▶ _DEINE AUFGABE_:
Setze das Interview über die neuen Räume und die Forschung des Lehrstuhls für Gießereitechnik, das weiter unten steht, nach seinem letzten Satz fort.

▶ _TEXT ZUM LESEN_:
•••••

Vielen Dank! Mit einem kurzen Wort: Großartig! Der Aufbau der Räumlichkeiten hat zwar durch zahlreiche, involvierte Stellen leider länger gedauert, als eigentlich geplant bzw. gewünscht, dafür kann sich das Ergebnis aber sehen lassen. Wir haben im 5. Obergeschoss hochfunktionale, neue Räumlichkeiten (Büro- sowie Laborarbeitsplätze) erhalten sowie im Erdgeschoss weitere Flächen für größere Maschinen bzw. Anlagen. Wir sind darauf sehr stolz, zumal der Zustand der Räumlichkeiten in der Zusammenarbeit mit Industrieunternehmen, Forschungspartnern und Studierenden auch ein wichtiger Begleitaspekt ist. Sehr einzigartig war für mich, dass die Räumlichkeiten quasi am Reißbrett nach meinen Vorstellungen entstanden sind. Üblicherweise übernimmt man bestehende Räumlichkeiten eines vorherigen Lehrstuhlinhabers und muss sich damit arrangieren.

Ihr Lehrstuhl forscht am Thema "Gießereitechnik". Hat Ihre Forschung Einfluss auf unseren Alltag?

•••••

▶ _MITGELIEFERTES MATERIAL_:
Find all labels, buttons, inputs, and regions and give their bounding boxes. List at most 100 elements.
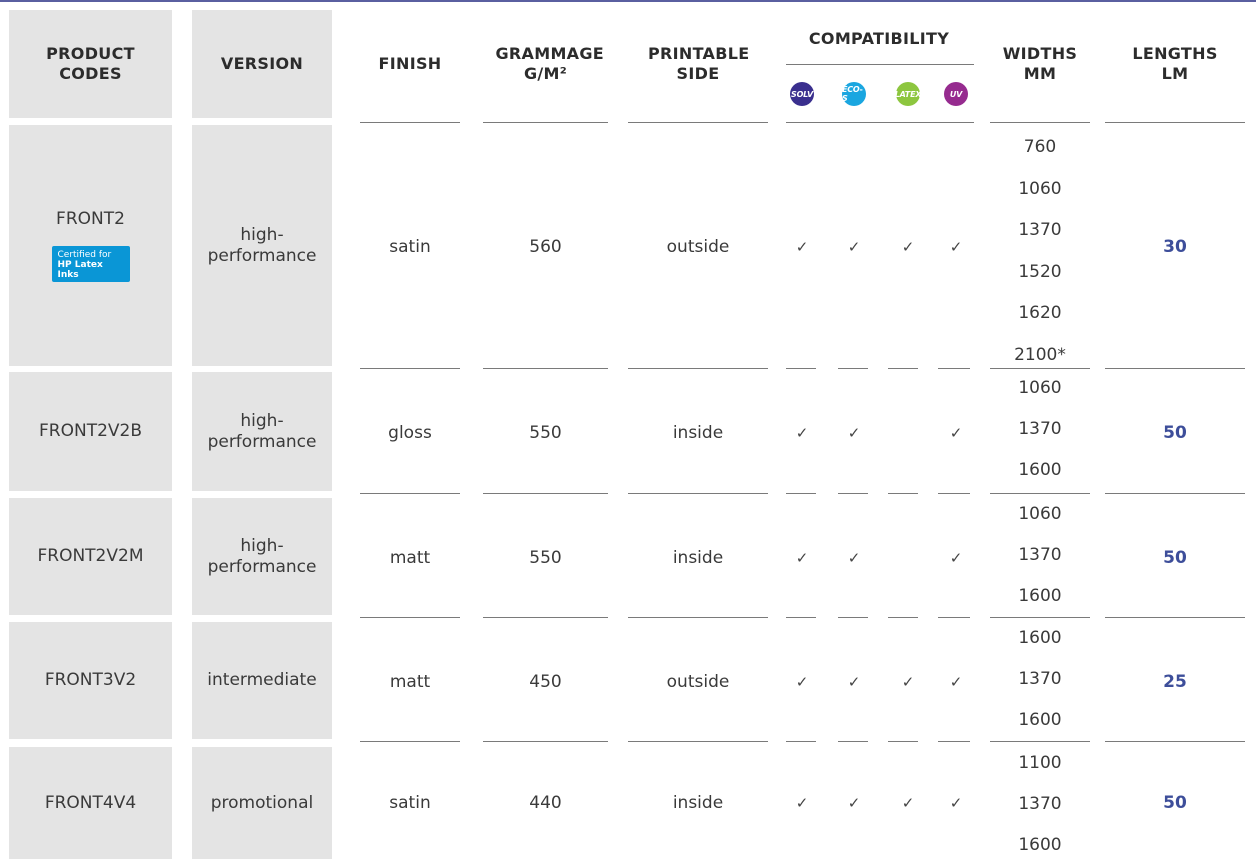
width-text: 760 <box>1023 137 1057 157</box>
row-divider <box>838 493 868 494</box>
width-value: 1600 <box>990 586 1090 608</box>
width-text: 1600 <box>1018 835 1062 855</box>
width-text: 1370 <box>1018 669 1062 689</box>
product-code: FRONT2V2M <box>37 546 144 566</box>
compat-check-uv: ✓ <box>949 794 963 812</box>
compat-check-eco-s: ✓ <box>847 238 861 256</box>
finish-cell: satin <box>389 792 431 813</box>
length-cell: 50 <box>1163 548 1187 568</box>
header-product-codes: PRODUCT CODES <box>9 10 172 118</box>
width-text: 1600 <box>1018 586 1062 606</box>
row-divider <box>786 493 816 494</box>
row-divider <box>838 368 868 369</box>
compat-check-latex: ✓ <box>901 238 915 256</box>
row-divider <box>628 493 768 494</box>
row-divider <box>786 741 816 742</box>
width-value: 1370 <box>990 419 1090 441</box>
width-text: 1370 <box>1018 419 1062 439</box>
row-divider <box>483 368 608 369</box>
product-code: FRONT4V4 <box>44 792 137 813</box>
compat-check-solv: ✓ <box>795 238 809 256</box>
finish-cell: matt <box>389 547 431 568</box>
compat-check-eco-s: ✓ <box>847 673 861 691</box>
finish-cell: gloss <box>388 422 432 443</box>
product-code-cell: FRONT2V2M <box>9 498 172 615</box>
length-cell: 25 <box>1163 672 1187 692</box>
width-value: 1600 <box>990 710 1090 732</box>
product-code-cell: FRONT2 Certified for HP Latex Inks <box>9 125 172 366</box>
compat-check-latex: ✓ <box>901 673 915 691</box>
finish-cell: matt <box>389 671 431 692</box>
row-divider <box>838 741 868 742</box>
header-divider <box>786 122 974 123</box>
version-cell: intermediate <box>192 622 332 739</box>
width-text: 1520 <box>1018 261 1062 282</box>
compat-check-uv: ✓ <box>949 424 963 442</box>
header-divider <box>990 122 1090 123</box>
product-code: FRONT2 <box>56 209 125 229</box>
row-divider <box>360 617 460 618</box>
width-text: 1370 <box>1018 794 1062 814</box>
row-divider <box>938 493 970 494</box>
header-finish: FINISH <box>378 54 442 73</box>
compat-check-solv: ✓ <box>795 549 809 567</box>
row-divider <box>1105 493 1245 494</box>
top-border <box>0 0 1256 2</box>
product-code-cell: FRONT2V2B <box>9 372 172 491</box>
header-lengths: LENGTHS LM <box>1132 44 1218 83</box>
header-divider <box>483 122 608 123</box>
row-divider <box>360 368 460 369</box>
product-code-cell: FRONT3V2 <box>9 622 172 739</box>
row-divider <box>786 368 816 369</box>
version-cell: high-performance <box>192 372 332 491</box>
width-text: 1060 <box>1018 504 1062 524</box>
row-divider <box>360 493 460 494</box>
width-value: 1600 <box>990 460 1090 482</box>
grammage-cell: 560 <box>529 236 562 257</box>
width-value: 1060 <box>990 179 1090 201</box>
ink-solv-icon: SOLV <box>790 82 814 106</box>
row-divider <box>990 493 1090 494</box>
width-text: 1600 <box>1018 628 1062 648</box>
grammage-cell: 440 <box>529 792 562 813</box>
compat-check-eco-s: ✓ <box>847 794 861 812</box>
header-widths: WIDTHS MM <box>1002 44 1078 83</box>
compat-check-eco-s: ✓ <box>847 549 861 567</box>
width-value: 1370 <box>990 669 1090 691</box>
width-value: 1600 <box>990 628 1090 650</box>
compat-check-latex: ✓ <box>901 794 915 812</box>
header-grammage: GRAMMAGE G/M² <box>495 44 605 83</box>
badge-line1: Certified for <box>57 250 112 260</box>
hp-latex-certified-badge: Certified for HP Latex Inks <box>51 246 130 282</box>
printable-side-cell: outside <box>666 236 730 257</box>
row-divider <box>786 617 816 618</box>
version-cell: promotional <box>192 747 332 859</box>
width-value: 1100 <box>990 753 1090 775</box>
width-text: 1370 <box>1018 545 1062 565</box>
printable-side-cell: inside <box>672 792 724 813</box>
row-divider <box>483 741 608 742</box>
width-text: 1370 <box>1018 220 1062 240</box>
badge-line2: HP Latex Inks <box>57 260 103 280</box>
row-divider <box>628 741 768 742</box>
width-value: 760 <box>990 137 1090 159</box>
grammage-cell: 550 <box>529 547 562 568</box>
row-divider <box>938 368 970 369</box>
row-divider <box>838 617 868 618</box>
row-divider <box>888 741 918 742</box>
header-printable-side: PRINTABLE SIDE <box>648 44 750 83</box>
header-version: VERSION <box>192 10 332 118</box>
width-text: 1100 <box>1018 753 1062 773</box>
grammage-cell: 550 <box>529 422 562 443</box>
header-divider <box>1105 122 1245 123</box>
row-divider <box>1105 741 1245 742</box>
printable-side-cell: inside <box>672 422 724 443</box>
ink-latex-icon: LATEX <box>895 82 922 106</box>
row-divider <box>888 368 918 369</box>
compat-check-eco-s: ✓ <box>847 424 861 442</box>
length-cell: 30 <box>1163 237 1187 257</box>
row-divider <box>483 617 608 618</box>
version-cell: high-performance <box>192 498 332 615</box>
width-value: 1060 <box>990 378 1090 400</box>
width-value: 1620 <box>990 303 1090 325</box>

•••••

▶ _DAS ERGEBNIS_:
Gussbauteile sind Teil unseres Alltags, ob im Pkw oder auch bei Werkzeugen und zahlreichen Konsumgütern. Unsere Forschungsdomäne trägt einerseits dazu bei, dass wir leistungsfähigere, also beispielsweise dünnwandigere, leichtere Gussbauteile fertigen können. Das merken Sie, wenn Sie einen Pkw, ein E-Bike oder eine Heckenschere nutzen. Andererseits versuchen wir kontinuierlich, neue Bauteile, beispielsweise für moderne Antennensysteme, mit zu entwickeln, um somit auch neue Produkte für die Gießtechnik zu erschließen. Aber auch vermeintliche „oldschool“-Technologien müssen weiterentwickelt werden. Denken Sie hier mal an eine Bremsscheibe (übrigens ein Gussbauteil!) aus dem Pkw und Lkw-Bereich. Neue, verschärfte Emissionsanforderungen für den Feinstaubausstoß der Bremsen verlangen hier neue Technologien oder Werkstoffe. Hier haben wir gemeinsam mit einer weiteren sehr bekannten Universität Ideen entwickelt, wie wir dazu beitragen können.

Worin bestehen die besonderen Hausforderungen bei dieser Technologie?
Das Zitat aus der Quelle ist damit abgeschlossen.